#### OBJECTIVE
Please print the full listing exactly.

#### SUPPLIED RECORDS
- - - - -
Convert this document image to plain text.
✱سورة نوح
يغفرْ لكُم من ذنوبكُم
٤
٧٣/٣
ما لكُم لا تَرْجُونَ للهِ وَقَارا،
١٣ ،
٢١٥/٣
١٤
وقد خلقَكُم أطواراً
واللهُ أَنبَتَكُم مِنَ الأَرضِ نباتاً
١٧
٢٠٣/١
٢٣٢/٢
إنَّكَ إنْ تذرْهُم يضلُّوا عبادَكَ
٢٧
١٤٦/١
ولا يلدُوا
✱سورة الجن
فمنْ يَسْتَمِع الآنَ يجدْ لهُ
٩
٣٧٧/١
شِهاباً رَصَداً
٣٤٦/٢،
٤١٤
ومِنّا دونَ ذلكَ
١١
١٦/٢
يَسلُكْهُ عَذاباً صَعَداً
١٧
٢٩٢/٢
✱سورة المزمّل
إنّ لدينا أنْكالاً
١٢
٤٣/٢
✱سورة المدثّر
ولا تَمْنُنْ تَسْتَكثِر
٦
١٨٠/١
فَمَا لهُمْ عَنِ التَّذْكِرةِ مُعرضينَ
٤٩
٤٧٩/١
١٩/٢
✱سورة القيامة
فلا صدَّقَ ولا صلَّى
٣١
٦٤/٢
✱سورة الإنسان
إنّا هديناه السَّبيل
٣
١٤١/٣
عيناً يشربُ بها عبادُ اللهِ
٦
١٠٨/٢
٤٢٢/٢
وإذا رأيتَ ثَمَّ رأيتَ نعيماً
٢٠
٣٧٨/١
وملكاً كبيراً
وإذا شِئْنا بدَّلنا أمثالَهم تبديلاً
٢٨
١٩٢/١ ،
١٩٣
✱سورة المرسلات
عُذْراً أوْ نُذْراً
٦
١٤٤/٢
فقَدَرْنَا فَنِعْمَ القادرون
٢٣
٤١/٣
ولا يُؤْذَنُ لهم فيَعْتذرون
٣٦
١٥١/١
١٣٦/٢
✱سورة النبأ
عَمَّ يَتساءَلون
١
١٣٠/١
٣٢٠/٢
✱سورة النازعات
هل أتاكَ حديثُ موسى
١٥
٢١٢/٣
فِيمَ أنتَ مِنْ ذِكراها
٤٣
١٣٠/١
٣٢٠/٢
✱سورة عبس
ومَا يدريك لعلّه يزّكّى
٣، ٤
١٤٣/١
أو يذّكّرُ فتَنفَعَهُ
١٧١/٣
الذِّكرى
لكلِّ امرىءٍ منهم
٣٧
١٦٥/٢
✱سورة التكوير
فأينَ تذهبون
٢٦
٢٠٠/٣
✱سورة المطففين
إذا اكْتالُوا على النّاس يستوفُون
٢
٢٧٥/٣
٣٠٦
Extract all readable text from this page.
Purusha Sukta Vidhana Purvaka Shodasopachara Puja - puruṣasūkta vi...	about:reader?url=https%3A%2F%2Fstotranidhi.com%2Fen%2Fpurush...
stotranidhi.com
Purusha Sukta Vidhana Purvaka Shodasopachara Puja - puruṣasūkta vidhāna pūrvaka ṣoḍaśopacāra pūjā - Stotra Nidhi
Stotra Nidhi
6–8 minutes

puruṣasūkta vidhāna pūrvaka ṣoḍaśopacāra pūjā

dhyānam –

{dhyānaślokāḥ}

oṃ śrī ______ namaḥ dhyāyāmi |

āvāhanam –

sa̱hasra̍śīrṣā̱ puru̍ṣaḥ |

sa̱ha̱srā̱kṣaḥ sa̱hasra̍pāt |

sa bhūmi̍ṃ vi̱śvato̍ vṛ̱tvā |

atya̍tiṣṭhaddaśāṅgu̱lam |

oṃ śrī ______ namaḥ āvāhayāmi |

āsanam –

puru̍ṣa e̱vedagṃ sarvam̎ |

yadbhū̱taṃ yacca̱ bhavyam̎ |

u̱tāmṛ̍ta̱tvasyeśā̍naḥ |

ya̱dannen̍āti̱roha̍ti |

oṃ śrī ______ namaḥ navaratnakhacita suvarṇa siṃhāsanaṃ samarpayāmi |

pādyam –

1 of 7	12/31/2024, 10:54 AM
- - - - -
#### FINISHED ANSWER
Convert this document image to plain text.
✱سورة نوح
يغفرْ لكُم من ذنوبكُم
٤
٧٣/٣
ما لكُم لا تَرْجُونَ للهِ وَقَارا،
١٣ ،
٢١٥/٣
١٤
وقد خلقَكُم أطواراً
واللهُ أَنبَتَكُم مِنَ الأَرضِ نباتاً
١٧
٢٠٣/١
٢٣٢/٢
إنَّكَ إنْ تذرْهُم يضلُّوا عبادَكَ
٢٧
١٤٦/١
ولا يلدُوا
✱سورة الجن
فمنْ يَسْتَمِع الآنَ يجدْ لهُ
٩
٣٧٧/١
شِهاباً رَصَداً
٣٤٦/٢،
٤١٤
ومِنّا دونَ ذلكَ
١١
١٦/٢
يَسلُكْهُ عَذاباً صَعَداً
١٧
٢٩٢/٢
✱سورة المزمّل
إنّ لدينا أنْكالاً
١٢
٤٣/٢
✱سورة المدثّر
ولا تَمْنُنْ تَسْتَكثِر
٦
١٨٠/١
فَمَا لهُمْ عَنِ التَّذْكِرةِ مُعرضينَ
٤٩
٤٧٩/١
١٩/٢
✱سورة القيامة
فلا صدَّقَ ولا صلَّى
٣١
٦٤/٢
✱سورة الإنسان
إنّا هديناه السَّبيل
٣
١٤١/٣
عيناً يشربُ بها عبادُ اللهِ
٦
١٠٨/٢
٤٢٢/٢
وإذا رأيتَ ثَمَّ رأيتَ نعيماً
٢٠
٣٧٨/١
وملكاً كبيراً
وإذا شِئْنا بدَّلنا أمثالَهم تبديلاً
٢٨
١٩٢/١ ،
١٩٣
✱سورة المرسلات
عُذْراً أوْ نُذْراً
٦
١٤٤/٢
فقَدَرْنَا فَنِعْمَ القادرون
٢٣
٤١/٣
ولا يُؤْذَنُ لهم فيَعْتذرون
٣٦
١٥١/١
١٣٦/٢
✱سورة النبأ
عَمَّ يَتساءَلون
١
١٣٠/١
٣٢٠/٢
✱سورة النازعات
هل أتاكَ حديثُ موسى
١٥
٢١٢/٣
فِيمَ أنتَ مِنْ ذِكراها
٤٣
١٣٠/١
٣٢٠/٢
✱سورة عبس
ومَا يدريك لعلّه يزّكّى
٣، ٤
١٤٣/١
أو يذّكّرُ فتَنفَعَهُ
١٧١/٣
الذِّكرى
لكلِّ امرىءٍ منهم
٣٧
١٦٥/٢
✱سورة التكوير
فأينَ تذهبون
٢٦
٢٠٠/٣
✱سورة المطففين
إذا اكْتالُوا على النّاس يستوفُون
٢
٢٧٥/٣
٣٠٦
Extract all readable text from this page.
Purusha Sukta Vidhana Purvaka Shodasopachara Puja - puruṣasūkta vi...	about:reader?url=https%3A%2F%2Fstotranidhi.com%2Fen%2Fpurush...
stotranidhi.com
Purusha Sukta Vidhana Purvaka Shodasopachara Puja - puruṣasūkta vidhāna pūrvaka ṣoḍaśopacāra pūjā - Stotra Nidhi
Stotra Nidhi
6–8 minutes

puruṣasūkta vidhāna pūrvaka ṣoḍaśopacāra pūjā

dhyānam –

{dhyānaślokāḥ}

oṃ śrī ______ namaḥ dhyāyāmi |

āvāhanam –

sa̱hasra̍śīrṣā̱ puru̍ṣaḥ |

sa̱ha̱srā̱kṣaḥ sa̱hasra̍pāt |

sa bhūmi̍ṃ vi̱śvato̍ vṛ̱tvā |

atya̍tiṣṭhaddaśāṅgu̱lam |

oṃ śrī ______ namaḥ āvāhayāmi |

āsanam –

puru̍ṣa e̱vedagṃ sarvam̎ |

yadbhū̱taṃ yacca̱ bhavyam̎ |

u̱tāmṛ̍ta̱tvasyeśā̍naḥ |

ya̱dannen̍āti̱roha̍ti |

oṃ śrī ______ namaḥ navaratnakhacita suvarṇa siṃhāsanaṃ samarpayāmi |

pādyam –

1 of 7	12/31/2024, 10:54 AM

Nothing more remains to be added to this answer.